## WRITTEN REQUEST
Return each line holding the string "color".
───
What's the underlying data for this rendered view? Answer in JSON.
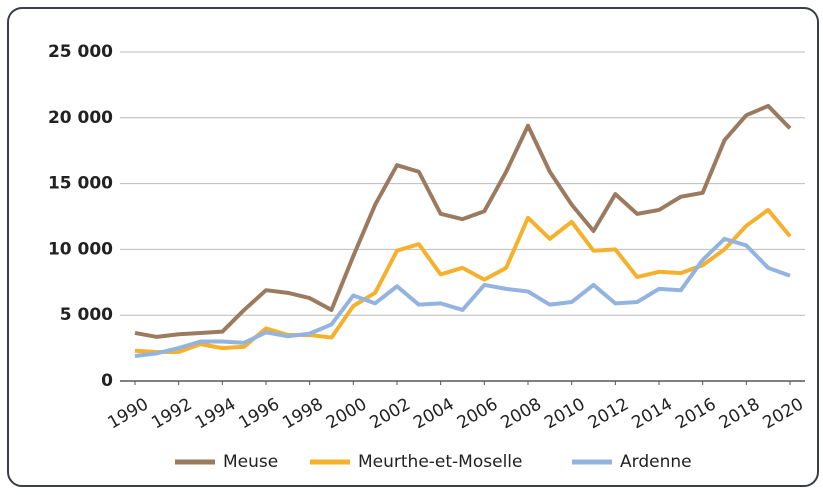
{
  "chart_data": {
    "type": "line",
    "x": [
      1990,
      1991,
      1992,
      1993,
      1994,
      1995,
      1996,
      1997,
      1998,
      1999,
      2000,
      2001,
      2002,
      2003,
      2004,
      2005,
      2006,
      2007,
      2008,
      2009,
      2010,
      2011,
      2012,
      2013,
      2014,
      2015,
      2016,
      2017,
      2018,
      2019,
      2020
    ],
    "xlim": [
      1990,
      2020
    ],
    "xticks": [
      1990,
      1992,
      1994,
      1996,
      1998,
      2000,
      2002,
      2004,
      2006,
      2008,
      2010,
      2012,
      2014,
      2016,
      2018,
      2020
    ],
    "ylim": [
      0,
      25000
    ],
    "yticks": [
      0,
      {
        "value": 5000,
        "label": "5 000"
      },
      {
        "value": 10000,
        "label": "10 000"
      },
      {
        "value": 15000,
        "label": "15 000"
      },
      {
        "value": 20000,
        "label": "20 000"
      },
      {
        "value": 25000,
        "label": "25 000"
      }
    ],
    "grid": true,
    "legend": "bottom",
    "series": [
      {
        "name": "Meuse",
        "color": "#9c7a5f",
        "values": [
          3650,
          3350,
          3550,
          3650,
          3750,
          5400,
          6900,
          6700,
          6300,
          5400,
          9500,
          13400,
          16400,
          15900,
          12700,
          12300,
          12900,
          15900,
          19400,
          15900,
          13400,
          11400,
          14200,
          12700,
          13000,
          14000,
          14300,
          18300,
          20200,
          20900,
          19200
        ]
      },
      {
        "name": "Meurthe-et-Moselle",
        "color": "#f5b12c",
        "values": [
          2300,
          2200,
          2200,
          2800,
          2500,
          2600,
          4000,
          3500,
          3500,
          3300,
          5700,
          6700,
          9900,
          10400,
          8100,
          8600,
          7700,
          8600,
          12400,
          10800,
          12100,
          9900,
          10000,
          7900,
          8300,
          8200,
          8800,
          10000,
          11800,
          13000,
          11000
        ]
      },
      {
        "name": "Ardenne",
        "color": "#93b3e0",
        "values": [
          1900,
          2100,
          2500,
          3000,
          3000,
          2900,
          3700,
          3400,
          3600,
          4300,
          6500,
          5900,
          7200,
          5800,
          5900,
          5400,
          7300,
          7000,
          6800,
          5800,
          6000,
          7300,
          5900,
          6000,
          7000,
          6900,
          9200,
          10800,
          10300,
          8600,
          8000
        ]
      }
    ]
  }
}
───
## RESULT FOR THIS TASK
        "color": "#9c7a5f",
        "color": "#f5b12c",
        "color": "#93b3e0",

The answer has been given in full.